## Set exercise
Copy every one of the entries below word for word, with nothing changed.

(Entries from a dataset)
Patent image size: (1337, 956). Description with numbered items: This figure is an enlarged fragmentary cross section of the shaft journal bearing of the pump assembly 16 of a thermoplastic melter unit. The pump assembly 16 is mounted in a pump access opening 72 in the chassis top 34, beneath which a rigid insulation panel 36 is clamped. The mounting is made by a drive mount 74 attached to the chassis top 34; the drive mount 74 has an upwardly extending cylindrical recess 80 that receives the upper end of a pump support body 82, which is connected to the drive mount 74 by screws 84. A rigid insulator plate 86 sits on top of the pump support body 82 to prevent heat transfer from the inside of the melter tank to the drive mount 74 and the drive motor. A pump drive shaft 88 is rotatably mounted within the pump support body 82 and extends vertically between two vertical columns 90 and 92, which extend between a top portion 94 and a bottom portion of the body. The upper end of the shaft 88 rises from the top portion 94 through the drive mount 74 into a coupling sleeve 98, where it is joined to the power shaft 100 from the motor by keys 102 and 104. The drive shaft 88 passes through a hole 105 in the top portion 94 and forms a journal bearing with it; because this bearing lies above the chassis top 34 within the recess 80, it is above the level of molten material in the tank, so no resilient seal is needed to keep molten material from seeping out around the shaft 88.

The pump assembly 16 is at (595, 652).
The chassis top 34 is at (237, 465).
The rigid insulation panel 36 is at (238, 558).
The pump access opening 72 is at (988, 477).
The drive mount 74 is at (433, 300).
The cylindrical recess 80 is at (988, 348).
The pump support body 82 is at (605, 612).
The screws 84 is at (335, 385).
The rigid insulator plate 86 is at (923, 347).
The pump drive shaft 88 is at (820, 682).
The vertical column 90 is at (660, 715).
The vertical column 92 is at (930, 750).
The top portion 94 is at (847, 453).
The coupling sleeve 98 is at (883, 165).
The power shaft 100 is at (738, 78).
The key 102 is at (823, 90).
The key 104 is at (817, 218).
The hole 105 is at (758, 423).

## Reply to the task
Patent image size: (1337, 956). Description with numbered items: This figure is an enlarged fragmentary cross section of the shaft journal bearing of the pump assembly 16 of a thermoplastic melter unit. The pump assembly 16 is mounted in a pump access opening 72 in the chassis top 34, beneath which a rigid insulation panel 36 is clamped. The mounting is made by a drive mount 74 attached to the chassis top 34; the drive mount 74 has an upwardly extending cylindrical recess 80 that receives the upper end of a pump support body 82, which is connected to the drive mount 74 by screws 84. A rigid insulator plate 86 sits on top of the pump support body 82 to prevent heat transfer from the inside of the melter tank to the drive mount 74 and the drive motor. A pump drive shaft 88 is rotatably mounted within the pump support body 82 and extends vertically between two vertical columns 90 and 92, which extend between a top portion 94 and a bottom portion of the body. The upper end of the shaft 88 rises from the top portion 94 through the drive mount 74 into a coupling sleeve 98, where it is joined to the power shaft 100 from the motor by keys 102 and 104. The drive shaft 88 passes through a hole 105 in the top portion 94 and forms a journal bearing with it; because this bearing lies above the chassis top 34 within the recess 80, it is above the level of molten material in the tank, so no resilient seal is needed to keep molten material from seeping out around the shaft 88.

The pump assembly 16 is at (595, 652).
The chassis top 34 is at (237, 465).
The rigid insulation panel 36 is at (238, 558).
The pump access opening 72 is at (988, 477).
The drive mount 74 is at (433, 300).
The cylindrical recess 80 is at (988, 348).
The pump support body 82 is at (605, 612).
The screws 84 is at (335, 385).
The rigid insulator plate 86 is at (923, 347).
The pump drive shaft 88 is at (820, 682).
The vertical column 90 is at (660, 715).
The vertical column 92 is at (930, 750).
The top portion 94 is at (847, 453).
The coupling sleeve 98 is at (883, 165).
The power shaft 100 is at (738, 78).
The key 102 is at (823, 90).
The key 104 is at (817, 218).
The hole 105 is at (758, 423).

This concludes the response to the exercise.